| EXERCISE TASK |
Scan the records below. List lines holding "Pacific".

Saved data entries
****************************************

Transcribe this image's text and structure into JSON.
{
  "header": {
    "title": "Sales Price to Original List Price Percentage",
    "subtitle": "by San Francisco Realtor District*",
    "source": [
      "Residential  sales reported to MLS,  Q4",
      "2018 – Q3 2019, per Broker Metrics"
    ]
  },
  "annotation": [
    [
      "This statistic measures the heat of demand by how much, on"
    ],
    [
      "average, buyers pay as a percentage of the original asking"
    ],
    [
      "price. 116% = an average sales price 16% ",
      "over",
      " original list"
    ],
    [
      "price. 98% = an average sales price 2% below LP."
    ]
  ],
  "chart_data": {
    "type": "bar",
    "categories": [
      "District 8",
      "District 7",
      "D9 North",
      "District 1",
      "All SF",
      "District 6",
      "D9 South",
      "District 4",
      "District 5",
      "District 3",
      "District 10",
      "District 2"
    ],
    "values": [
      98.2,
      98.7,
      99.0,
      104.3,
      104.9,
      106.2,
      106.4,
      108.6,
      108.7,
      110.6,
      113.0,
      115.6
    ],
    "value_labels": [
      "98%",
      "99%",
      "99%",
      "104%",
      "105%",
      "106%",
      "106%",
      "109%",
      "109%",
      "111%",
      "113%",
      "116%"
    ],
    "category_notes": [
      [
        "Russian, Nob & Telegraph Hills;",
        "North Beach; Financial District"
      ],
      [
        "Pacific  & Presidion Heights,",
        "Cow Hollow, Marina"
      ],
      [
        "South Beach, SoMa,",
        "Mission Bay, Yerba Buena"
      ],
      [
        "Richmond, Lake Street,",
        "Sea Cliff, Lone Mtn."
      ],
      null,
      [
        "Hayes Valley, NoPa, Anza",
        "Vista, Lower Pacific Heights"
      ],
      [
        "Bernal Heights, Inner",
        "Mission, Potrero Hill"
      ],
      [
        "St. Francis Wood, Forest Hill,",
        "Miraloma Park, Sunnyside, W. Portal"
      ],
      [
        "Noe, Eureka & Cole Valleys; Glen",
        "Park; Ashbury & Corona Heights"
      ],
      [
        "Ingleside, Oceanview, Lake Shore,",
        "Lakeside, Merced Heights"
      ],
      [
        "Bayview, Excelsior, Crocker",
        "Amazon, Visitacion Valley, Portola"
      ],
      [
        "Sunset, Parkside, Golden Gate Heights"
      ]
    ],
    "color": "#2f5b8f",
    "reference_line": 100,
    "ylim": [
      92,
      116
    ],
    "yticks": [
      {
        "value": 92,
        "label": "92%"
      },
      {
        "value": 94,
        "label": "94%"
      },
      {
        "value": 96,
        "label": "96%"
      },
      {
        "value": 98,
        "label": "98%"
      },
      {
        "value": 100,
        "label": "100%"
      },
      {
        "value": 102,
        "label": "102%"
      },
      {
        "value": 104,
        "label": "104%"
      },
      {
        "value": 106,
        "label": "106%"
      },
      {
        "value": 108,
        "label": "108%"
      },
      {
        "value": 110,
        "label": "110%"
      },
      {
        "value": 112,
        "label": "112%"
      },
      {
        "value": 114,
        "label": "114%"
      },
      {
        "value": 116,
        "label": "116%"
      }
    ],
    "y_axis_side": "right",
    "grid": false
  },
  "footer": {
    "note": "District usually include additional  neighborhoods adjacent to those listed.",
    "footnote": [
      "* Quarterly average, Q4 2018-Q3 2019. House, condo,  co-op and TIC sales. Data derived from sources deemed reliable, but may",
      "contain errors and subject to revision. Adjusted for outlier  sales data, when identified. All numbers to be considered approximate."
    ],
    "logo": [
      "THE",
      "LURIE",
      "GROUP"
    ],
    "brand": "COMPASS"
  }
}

****************************************

| RESPONSE |
        "Pacific  & Presidion Heights,",
        "Vista, Lower Pacific Heights"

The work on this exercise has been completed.